6Le père de Dalila maintient ses convictions favorables à l’Algérie française, sans agir cependant en faveur des autorités françaises de l’époque, à la fois pendant la guerre et après l’indépendance de l’Algérie. Il s’ensuit des pratiques d’intimidation à son encontre :
« Ma mère me racontait que le jour de l’indépendance, les membres du FLN sont passés devant chez nous et ont dit à mon père : “C’est la fête aujourd’hui, tu viens faire la fête avec nous”, et mon père leur a répondu : “Non, moi, je reste avec ma famille.” »
7Les raisons qui expliquent les convictions du père de Dalila ne se réduisent pas à une dette à l’égard de son pays d’adoption. Il faut y ajouter de vives inquiétudes politiques et sociales à l’égard du devenir de l’Algérie, des incertitudes qui pèsent sur l’avenir du pays, après une indépendance jugée en trompe-l’œil :
« Pour mon père, l’indépendance n’était pas une fête. Il se disait : “Si les Français ne sont plus là-bas, qu’est-ce que l’on va devenir nous les Algériens ?” Il se disait qu’avec l’indépendance, l’Algérie allait se tourner vers les Soviétiques, car ce sont eux qui fournissent les armes. Pour mon père, l’aide des Russes, c’était la perte de son pays d’origine ; l’Algérie faisait le mauvais choix […]. Quand il est retourné en Algérie en 1989 pour revoir sa famille, son sentiment s’est confirmé : l’Algérie était plus pauvre que lorsqu’il l’avait quittée. »
8C’est toute la famille de Dalila qui, d’une manière ou d’une autre, subit les troubles de la guerre d’Algérie en Métropole : la peur prédomine dans les souvenirs maternels de cette période :
« Comme mon père, ma mère devait payer l’impôt révolutionnaire. Mais ma mère s’est rebellée, leur a dit qu’elle n’était pas une femme algérienne, qu’elle ne voulait plus payer l’impôt révolutionnaire. Le FLN venait tous les mois collecter l’argent ; ils étaient odieux. Ils profitaient que papa soit au travail : ils rentraient à la maison sans frapper, me racontait ma mère. Ces méthodes effrayaient ma mère ; mes parents ont été remarquables, alors qu’ils étaient sous surveillance continuelle ; ils étaient forts tous les deux […]. À l’époque, dans le quartier du Rond-Point au Havre, il y avait de grands marchés, avec plein d’Arabes, du couscous, des épices, où ma mère allait faire ses courses ; à plusieurs reprises, elle s’est fait suivre. Elle devait à chaque fois passer son chemin. Je vous dis cela avec les mots de ma maman, moi, je n’ai pas de souvenirs. »

## CONSIGNES
**a)** Répondez, s'il vous plaît, à ces questions sur l'extrait consacré à la famille de Dalila :
(i) En quelle année le père de Dalila est-il retourné en Algérie pour revoir sa famille ?
(ii) Qui venait tous les mois collecter l'argent de l'impôt révolutionnaire ?
(iii) Dans quel quartier du Havre se trouvaient les grands marchés où la mère allait faire ses courses ?
**b)** Dans les entrées, reprenez sous forme de liste JSON de chaînes les lignes allant de celle qui contient "element localization: list" jusqu'à celle qui contient "detail-value: 1398/08/12 xyxy=(148,339,234,358)" incluse. Mettez une chaîne par ligne, sans les lignes vides, et omettez les images.

## DONNÉES DE LA TÂCHE
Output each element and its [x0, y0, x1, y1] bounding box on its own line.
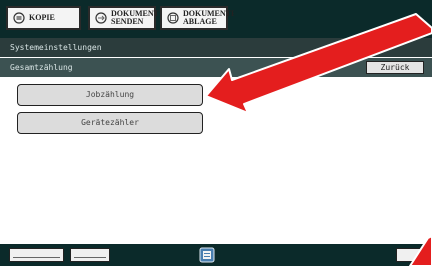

---

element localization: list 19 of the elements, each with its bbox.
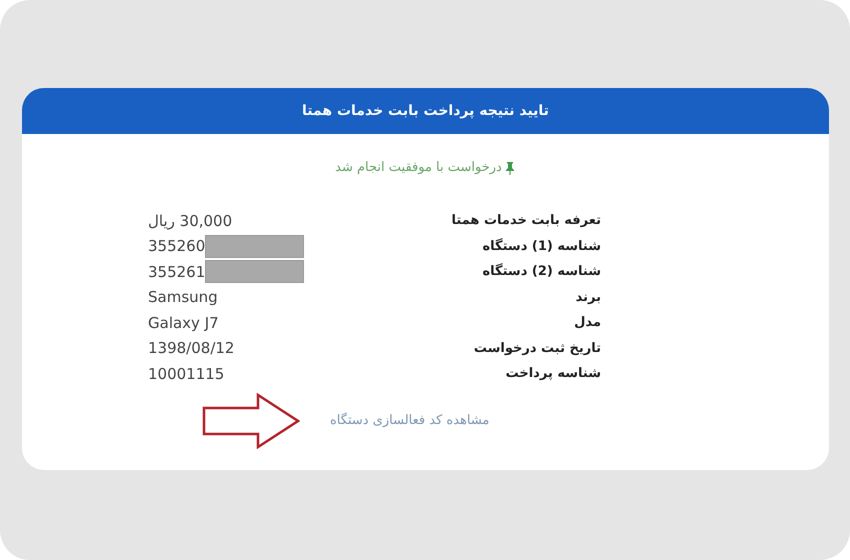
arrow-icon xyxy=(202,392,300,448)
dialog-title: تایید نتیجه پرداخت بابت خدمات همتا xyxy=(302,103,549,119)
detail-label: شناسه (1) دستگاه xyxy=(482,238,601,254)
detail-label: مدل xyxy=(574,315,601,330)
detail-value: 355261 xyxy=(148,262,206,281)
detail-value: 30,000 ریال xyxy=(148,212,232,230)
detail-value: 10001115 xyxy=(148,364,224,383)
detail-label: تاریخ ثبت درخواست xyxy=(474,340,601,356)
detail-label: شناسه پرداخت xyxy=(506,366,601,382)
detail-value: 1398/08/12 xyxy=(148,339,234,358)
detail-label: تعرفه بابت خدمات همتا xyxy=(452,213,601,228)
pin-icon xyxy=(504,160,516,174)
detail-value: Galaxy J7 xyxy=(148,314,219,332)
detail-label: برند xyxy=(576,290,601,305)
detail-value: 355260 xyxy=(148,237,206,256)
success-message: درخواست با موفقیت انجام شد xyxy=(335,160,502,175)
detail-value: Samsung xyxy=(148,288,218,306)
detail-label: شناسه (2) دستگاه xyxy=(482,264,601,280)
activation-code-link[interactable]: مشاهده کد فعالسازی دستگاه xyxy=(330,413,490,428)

==

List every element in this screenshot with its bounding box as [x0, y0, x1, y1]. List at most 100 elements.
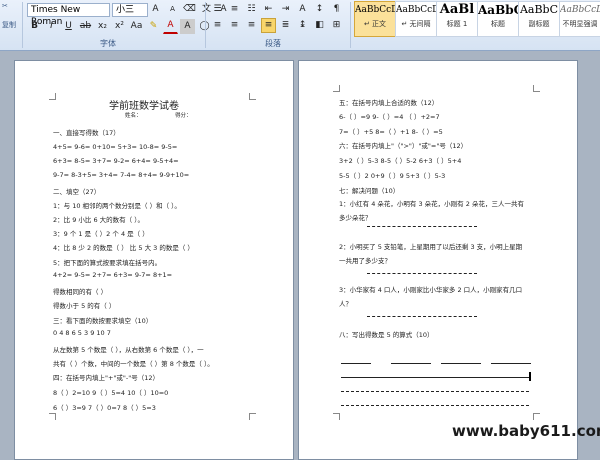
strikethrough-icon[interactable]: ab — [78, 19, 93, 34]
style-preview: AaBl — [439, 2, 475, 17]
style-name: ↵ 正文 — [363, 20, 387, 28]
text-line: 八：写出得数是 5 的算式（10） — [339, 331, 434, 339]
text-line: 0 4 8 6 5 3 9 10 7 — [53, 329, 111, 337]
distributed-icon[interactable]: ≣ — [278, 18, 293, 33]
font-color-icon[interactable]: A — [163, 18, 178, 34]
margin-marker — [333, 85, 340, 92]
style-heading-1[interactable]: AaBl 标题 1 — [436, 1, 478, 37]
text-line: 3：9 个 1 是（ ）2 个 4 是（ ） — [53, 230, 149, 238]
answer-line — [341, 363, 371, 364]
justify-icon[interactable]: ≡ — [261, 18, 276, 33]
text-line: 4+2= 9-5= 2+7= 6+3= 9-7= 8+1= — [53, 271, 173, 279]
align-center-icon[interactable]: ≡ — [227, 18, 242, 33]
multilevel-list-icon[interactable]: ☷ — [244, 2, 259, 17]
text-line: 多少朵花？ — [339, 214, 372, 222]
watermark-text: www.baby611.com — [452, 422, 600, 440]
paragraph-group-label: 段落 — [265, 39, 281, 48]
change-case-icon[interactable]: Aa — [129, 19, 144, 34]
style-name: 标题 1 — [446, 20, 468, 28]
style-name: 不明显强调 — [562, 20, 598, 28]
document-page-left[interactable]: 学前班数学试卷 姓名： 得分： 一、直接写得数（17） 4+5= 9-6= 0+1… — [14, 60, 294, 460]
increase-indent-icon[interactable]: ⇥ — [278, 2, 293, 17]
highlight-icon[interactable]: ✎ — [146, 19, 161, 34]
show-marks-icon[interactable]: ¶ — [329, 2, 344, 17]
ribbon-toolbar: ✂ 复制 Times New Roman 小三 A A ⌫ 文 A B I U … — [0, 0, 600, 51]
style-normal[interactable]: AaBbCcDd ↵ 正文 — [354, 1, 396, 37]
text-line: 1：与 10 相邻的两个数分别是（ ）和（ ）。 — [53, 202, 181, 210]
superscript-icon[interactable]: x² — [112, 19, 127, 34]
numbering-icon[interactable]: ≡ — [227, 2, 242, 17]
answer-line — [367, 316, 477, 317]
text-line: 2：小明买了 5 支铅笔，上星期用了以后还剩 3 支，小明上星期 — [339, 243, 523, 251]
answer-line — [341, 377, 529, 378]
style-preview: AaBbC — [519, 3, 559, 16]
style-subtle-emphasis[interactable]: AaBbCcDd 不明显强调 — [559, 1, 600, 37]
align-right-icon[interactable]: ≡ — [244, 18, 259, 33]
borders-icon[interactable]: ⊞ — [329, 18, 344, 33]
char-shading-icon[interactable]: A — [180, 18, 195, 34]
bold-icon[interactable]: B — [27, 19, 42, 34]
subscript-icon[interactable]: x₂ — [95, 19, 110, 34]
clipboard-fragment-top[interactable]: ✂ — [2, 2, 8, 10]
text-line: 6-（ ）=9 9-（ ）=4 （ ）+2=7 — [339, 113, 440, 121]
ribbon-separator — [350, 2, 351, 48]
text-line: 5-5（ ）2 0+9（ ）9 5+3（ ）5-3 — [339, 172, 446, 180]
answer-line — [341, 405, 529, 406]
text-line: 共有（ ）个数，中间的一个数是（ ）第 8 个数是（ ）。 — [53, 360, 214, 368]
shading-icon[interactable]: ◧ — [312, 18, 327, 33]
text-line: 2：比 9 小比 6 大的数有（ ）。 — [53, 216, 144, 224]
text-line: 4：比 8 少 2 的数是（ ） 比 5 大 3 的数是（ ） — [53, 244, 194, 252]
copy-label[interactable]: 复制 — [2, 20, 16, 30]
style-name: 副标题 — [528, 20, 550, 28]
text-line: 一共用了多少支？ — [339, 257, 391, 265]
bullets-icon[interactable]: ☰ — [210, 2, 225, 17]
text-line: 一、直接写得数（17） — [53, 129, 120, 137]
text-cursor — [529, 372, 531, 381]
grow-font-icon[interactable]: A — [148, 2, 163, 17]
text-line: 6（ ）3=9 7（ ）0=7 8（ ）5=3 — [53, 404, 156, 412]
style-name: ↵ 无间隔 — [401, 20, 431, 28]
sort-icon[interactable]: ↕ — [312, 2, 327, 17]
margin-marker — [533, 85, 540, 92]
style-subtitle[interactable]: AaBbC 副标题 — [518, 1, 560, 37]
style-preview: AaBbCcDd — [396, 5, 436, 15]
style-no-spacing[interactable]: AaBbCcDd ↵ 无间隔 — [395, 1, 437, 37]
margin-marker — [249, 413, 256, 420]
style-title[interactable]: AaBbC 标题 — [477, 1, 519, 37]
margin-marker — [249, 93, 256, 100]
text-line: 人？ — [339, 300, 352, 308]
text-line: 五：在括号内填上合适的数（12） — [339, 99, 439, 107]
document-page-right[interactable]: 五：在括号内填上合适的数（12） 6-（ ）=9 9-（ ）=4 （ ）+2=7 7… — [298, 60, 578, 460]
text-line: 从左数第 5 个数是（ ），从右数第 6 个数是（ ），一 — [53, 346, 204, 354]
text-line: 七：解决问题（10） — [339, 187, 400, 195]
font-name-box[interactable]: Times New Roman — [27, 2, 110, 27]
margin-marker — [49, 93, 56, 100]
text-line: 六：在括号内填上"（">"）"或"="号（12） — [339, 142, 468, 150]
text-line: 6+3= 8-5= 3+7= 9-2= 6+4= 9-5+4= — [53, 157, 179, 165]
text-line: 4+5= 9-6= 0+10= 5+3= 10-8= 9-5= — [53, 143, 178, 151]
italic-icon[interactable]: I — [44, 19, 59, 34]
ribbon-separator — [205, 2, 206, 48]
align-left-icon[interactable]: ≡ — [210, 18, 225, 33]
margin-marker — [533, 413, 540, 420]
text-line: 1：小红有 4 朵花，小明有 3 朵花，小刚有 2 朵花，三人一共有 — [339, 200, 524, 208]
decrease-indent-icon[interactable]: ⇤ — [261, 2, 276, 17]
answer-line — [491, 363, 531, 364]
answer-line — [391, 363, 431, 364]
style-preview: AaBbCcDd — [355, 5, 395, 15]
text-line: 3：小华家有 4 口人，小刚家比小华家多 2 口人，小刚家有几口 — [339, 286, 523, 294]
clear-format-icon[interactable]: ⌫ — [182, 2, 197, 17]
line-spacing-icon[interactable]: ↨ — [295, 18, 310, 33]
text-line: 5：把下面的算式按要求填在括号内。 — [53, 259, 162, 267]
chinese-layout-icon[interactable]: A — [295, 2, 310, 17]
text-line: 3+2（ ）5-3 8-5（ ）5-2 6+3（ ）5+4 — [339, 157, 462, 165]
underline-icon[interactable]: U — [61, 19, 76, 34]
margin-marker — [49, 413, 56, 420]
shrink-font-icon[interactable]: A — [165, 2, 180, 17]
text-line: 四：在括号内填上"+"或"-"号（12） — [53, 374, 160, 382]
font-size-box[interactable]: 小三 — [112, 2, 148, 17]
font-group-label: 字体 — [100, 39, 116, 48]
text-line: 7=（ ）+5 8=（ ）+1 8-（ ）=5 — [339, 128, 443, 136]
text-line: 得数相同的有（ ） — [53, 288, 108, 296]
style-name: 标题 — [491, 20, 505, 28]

## RÉPONSES COMPLÈTES
**a)**
(i) En 1989.
(ii) Le FLN.
(iii) Le quartier du Rond-Point.

**b)**
[
  "element localization: list 19 of the elements, each with its bbox.",
  "arrow-icon xyxy=(202,392,300,448)",
  "dialog-title: تایید نتیجه پرداخت بابت خدمات همتا xyxy=(302,103,549,119)",
  "detail-label: شناسه (1) دستگاه xyxy=(482,238,601,254)",
  "detail-label: مدل xyxy=(574,315,601,330)",
  "detail-value: 355261 xyxy=(148,262,206,281)",
  "detail-value: 30,000 ریال xyxy=(148,212,232,230)",
  "detail-value: 10001115 xyxy=(148,364,224,383)",
  "detail-label: تاریخ ثبت درخواست xyxy=(474,340,601,356)",
  "detail-label: شناسه پرداخت xyxy=(506,366,601,382)",
  "detail-value: 1398/08/12 xyxy=(148,339,234,358)"
]